• **Listed entries**

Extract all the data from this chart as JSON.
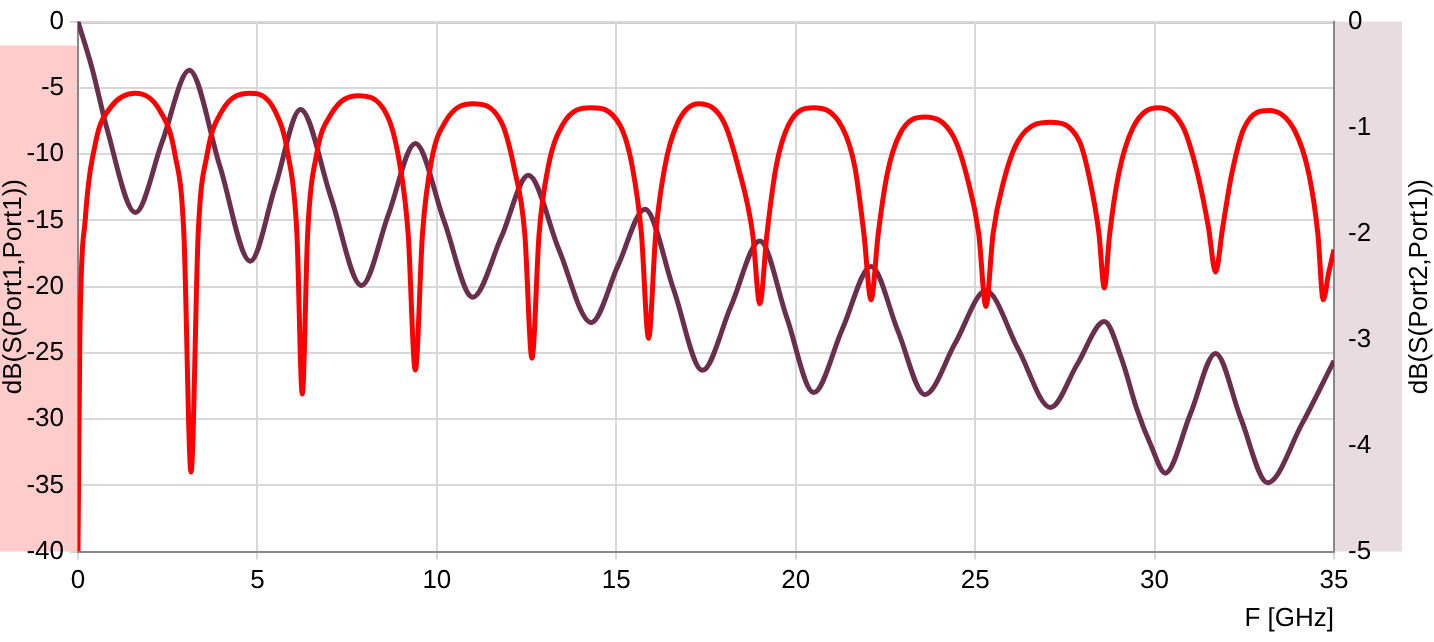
{
  "chart_data": {
    "type": "line",
    "xlabel": "F [GHz]",
    "ylabel": "dB(S(Port1,Port1))",
    "y2label": "dB(S(Port2,Port1))",
    "xlim": [
      0,
      35
    ],
    "xticks": [
      0,
      5,
      10,
      15,
      20,
      25,
      30,
      35
    ],
    "ylim": [
      -40,
      0
    ],
    "yticks": [
      -40,
      -35,
      -30,
      -25,
      -20,
      -15,
      -10,
      -5,
      0
    ],
    "y2lim": [
      -5,
      0
    ],
    "y2ticks": [
      -5,
      -4,
      -3,
      -2,
      -1,
      0
    ],
    "grid": true,
    "legend": false,
    "marker": "none",
    "series": [
      {
        "color": "#ff0000",
        "x": [
          0,
          0.05,
          0.2,
          0.5,
          0.9,
          1.6,
          2.3,
          2.7,
          2.95,
          3.15,
          3.35,
          3.6,
          4.0,
          4.8,
          5.5,
          5.85,
          6.1,
          6.25,
          6.4,
          6.65,
          7.05,
          7.8,
          8.6,
          8.95,
          9.2,
          9.4,
          9.6,
          9.85,
          10.25,
          11.0,
          11.8,
          12.15,
          12.45,
          12.65,
          12.85,
          13.1,
          13.5,
          14.3,
          15.1,
          15.45,
          15.7,
          15.9,
          16.1,
          16.35,
          16.7,
          17.3,
          18.0,
          18.4,
          18.8,
          19.0,
          19.2,
          19.45,
          19.8,
          20.5,
          21.3,
          21.65,
          21.9,
          22.1,
          22.3,
          22.55,
          22.9,
          23.6,
          24.4,
          24.8,
          25.1,
          25.3,
          25.5,
          25.8,
          26.2,
          27.1,
          27.9,
          28.2,
          28.45,
          28.6,
          28.75,
          29.0,
          29.4,
          30.1,
          30.8,
          31.2,
          31.5,
          31.7,
          31.9,
          32.15,
          32.5,
          33.2,
          33.9,
          34.3,
          34.55,
          34.7,
          34.85,
          35
        ],
        "values": [
          -40,
          -24,
          -15,
          -9,
          -6.5,
          -5.4,
          -6.8,
          -10,
          -16,
          -34,
          -16,
          -10,
          -6.8,
          -5.4,
          -6.8,
          -10,
          -16,
          -28.1,
          -16,
          -10,
          -7,
          -5.6,
          -7,
          -10.5,
          -16,
          -26.3,
          -16,
          -10.5,
          -7.5,
          -6.2,
          -7.6,
          -11,
          -16,
          -25.4,
          -16,
          -11,
          -7.8,
          -6.5,
          -7.8,
          -11,
          -16,
          -23.9,
          -16,
          -11,
          -7.7,
          -6.2,
          -7.6,
          -11,
          -16,
          -21.3,
          -16,
          -11,
          -7.8,
          -6.5,
          -8,
          -11,
          -16,
          -21,
          -16,
          -11.5,
          -8.5,
          -7.2,
          -8.7,
          -12,
          -16,
          -21.5,
          -16,
          -12,
          -9,
          -7.6,
          -9,
          -12,
          -16,
          -20.1,
          -16,
          -11.5,
          -8,
          -6.5,
          -8,
          -11.5,
          -15.5,
          -18.9,
          -15.5,
          -11.5,
          -8,
          -6.7,
          -8.2,
          -11.5,
          -16,
          -21,
          -19,
          -17.2
        ]
      },
      {
        "color": "#6b2f4e",
        "axis": "y2",
        "x": [
          0,
          0.4,
          0.8,
          1.6,
          2.35,
          3.1,
          3.95,
          4.8,
          5.5,
          6.2,
          7.05,
          7.9,
          8.65,
          9.4,
          10.2,
          11.0,
          11.8,
          12.55,
          13.4,
          14.3,
          15.05,
          15.8,
          16.6,
          17.4,
          18.2,
          19.0,
          19.75,
          20.5,
          21.3,
          22.1,
          22.85,
          23.6,
          24.45,
          25.3,
          26.2,
          27.1,
          27.85,
          28.6,
          29.1,
          29.5,
          29.9,
          30.3,
          31.0,
          31.7,
          32.4,
          33.15,
          34.1,
          35
        ],
        "values": [
          0,
          -0.45,
          -1.0,
          -1.8,
          -1.13,
          -0.46,
          -1.36,
          -2.26,
          -1.55,
          -0.83,
          -1.66,
          -2.49,
          -1.82,
          -1.15,
          -1.88,
          -2.6,
          -2.03,
          -1.45,
          -2.15,
          -2.84,
          -2.3,
          -1.77,
          -2.53,
          -3.29,
          -2.68,
          -2.07,
          -2.79,
          -3.5,
          -2.9,
          -2.31,
          -2.92,
          -3.52,
          -3.03,
          -2.54,
          -3.09,
          -3.64,
          -3.23,
          -2.83,
          -3.2,
          -3.65,
          -4.0,
          -4.26,
          -3.7,
          -3.13,
          -3.74,
          -4.35,
          -3.8,
          -3.2
        ]
      }
    ]
  }
}
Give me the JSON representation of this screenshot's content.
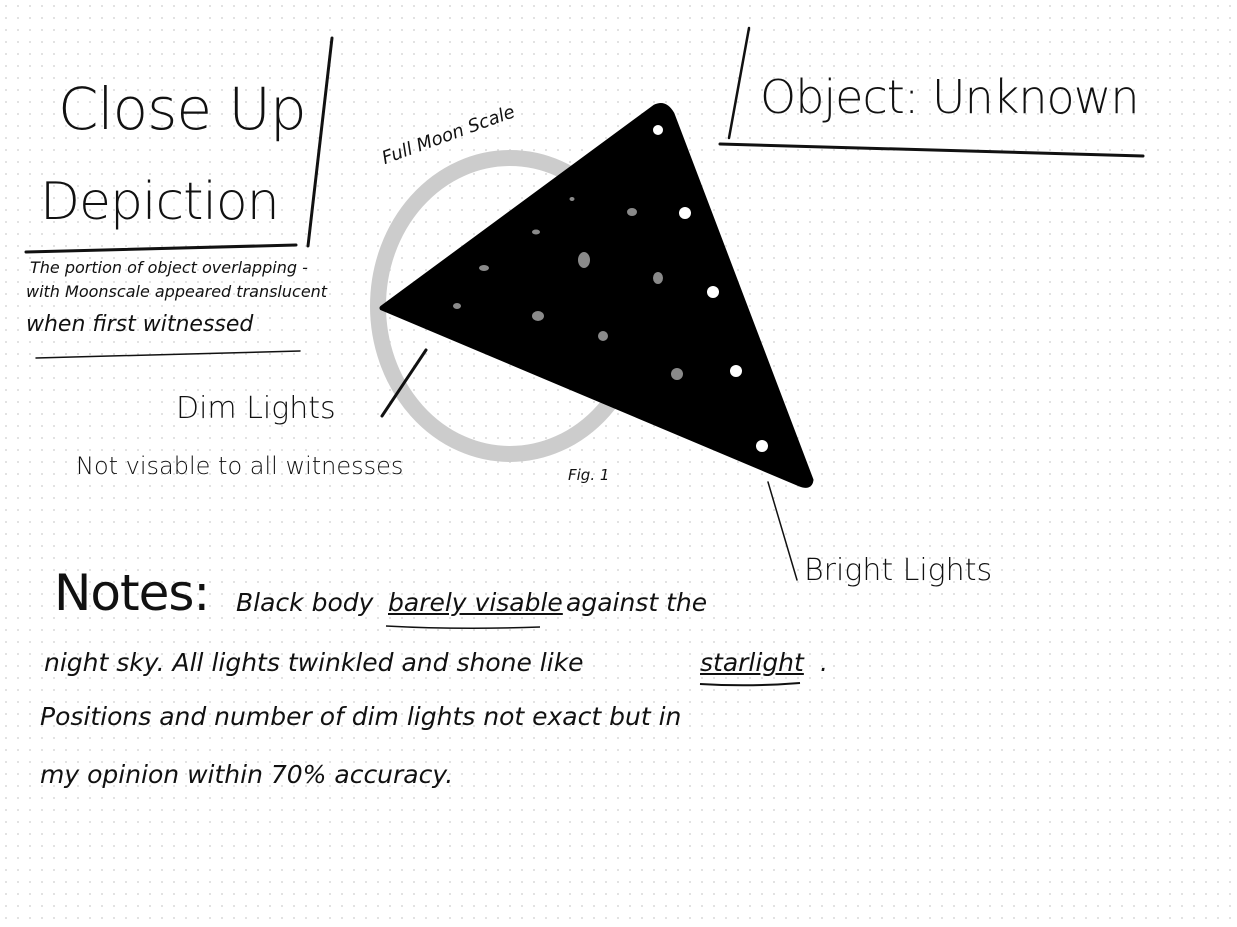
{
  "title": {
    "line1": "Close Up",
    "line2": "Depiction"
  },
  "object_title": "Object: Unknown",
  "overlap_note": {
    "line1": "The portion of object overlapping -",
    "line2": "with Moonscale appeared translucent",
    "line3": "when first witnessed"
  },
  "moon_scale_label": "Full Moon Scale",
  "dim_lights_label": "Dim Lights",
  "not_visible_label": "Not visable to all witnesses",
  "figure_label": "Fig. 1",
  "bright_lights_label": "Bright Lights",
  "notes": {
    "heading": "Notes:",
    "line1_start": "Black body",
    "line1_underlined": "barely visable",
    "line1_end": "against the",
    "line2_start": "night sky. All lights twinkled and shone like",
    "line2_underlined": "starlight",
    "line2_end": ".",
    "line3": "Positions and number of dim lights not exact but in",
    "line4": "my opinion within 70% accuracy."
  },
  "colors": {
    "ink": "#111111",
    "object_body": "#000000",
    "moon_scale": "#cccccc",
    "bright_light": "#ffffff",
    "dim_light": "#8a8a8a"
  }
}
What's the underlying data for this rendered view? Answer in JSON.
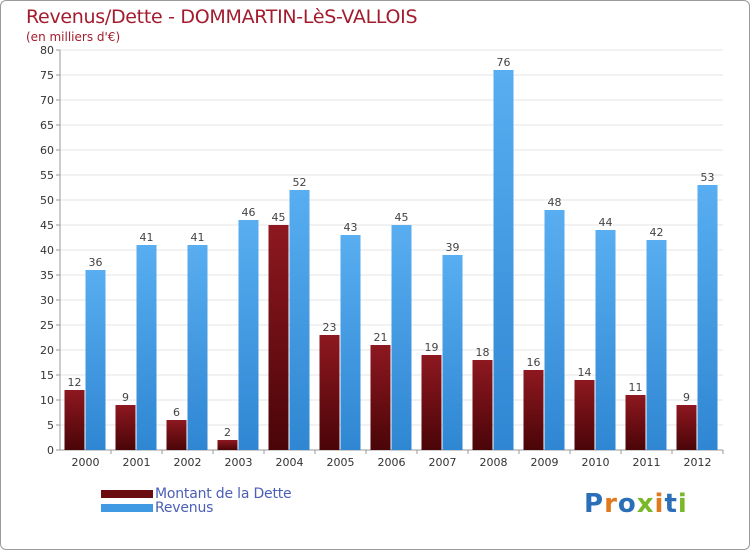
{
  "title": "Revenus/Dette - DOMMARTIN-LèS-VALLOIS",
  "subtitle": "(en milliers d'€)",
  "colors": {
    "dette": "#7a1017",
    "revenus": "#3f9ae3",
    "title": "#a31c2e",
    "legend_text": "#4a5fb8"
  },
  "legend": [
    {
      "label": "Montant de la Dette",
      "color": "#6b0c10"
    },
    {
      "label": "Revenus",
      "color": "#3f9ae3"
    }
  ],
  "logo": {
    "text": "Proxiti"
  },
  "chart_data": {
    "type": "bar",
    "categories": [
      "2000",
      "2001",
      "2002",
      "2003",
      "2004",
      "2005",
      "2006",
      "2007",
      "2008",
      "2009",
      "2010",
      "2011",
      "2012"
    ],
    "series": [
      {
        "name": "Montant de la Dette",
        "values": [
          12,
          9,
          6,
          2,
          45,
          23,
          21,
          19,
          18,
          16,
          14,
          11,
          9
        ]
      },
      {
        "name": "Revenus",
        "values": [
          36,
          41,
          41,
          46,
          52,
          43,
          45,
          39,
          76,
          48,
          44,
          42,
          53
        ]
      }
    ],
    "ylim": [
      0,
      80
    ],
    "yticks": [
      0,
      5,
      10,
      15,
      20,
      25,
      30,
      35,
      40,
      45,
      50,
      55,
      60,
      65,
      70,
      75,
      80
    ],
    "grid": true
  }
}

• **Objective**
Search the entries for the word "this" and gather every line where it appears.

• **Reply to the task**
Extract all the data from this chart as JSON.
Give me the JSON representation of this screenshot's content.
What's the underlying data for this rendered view? Answer in JSON.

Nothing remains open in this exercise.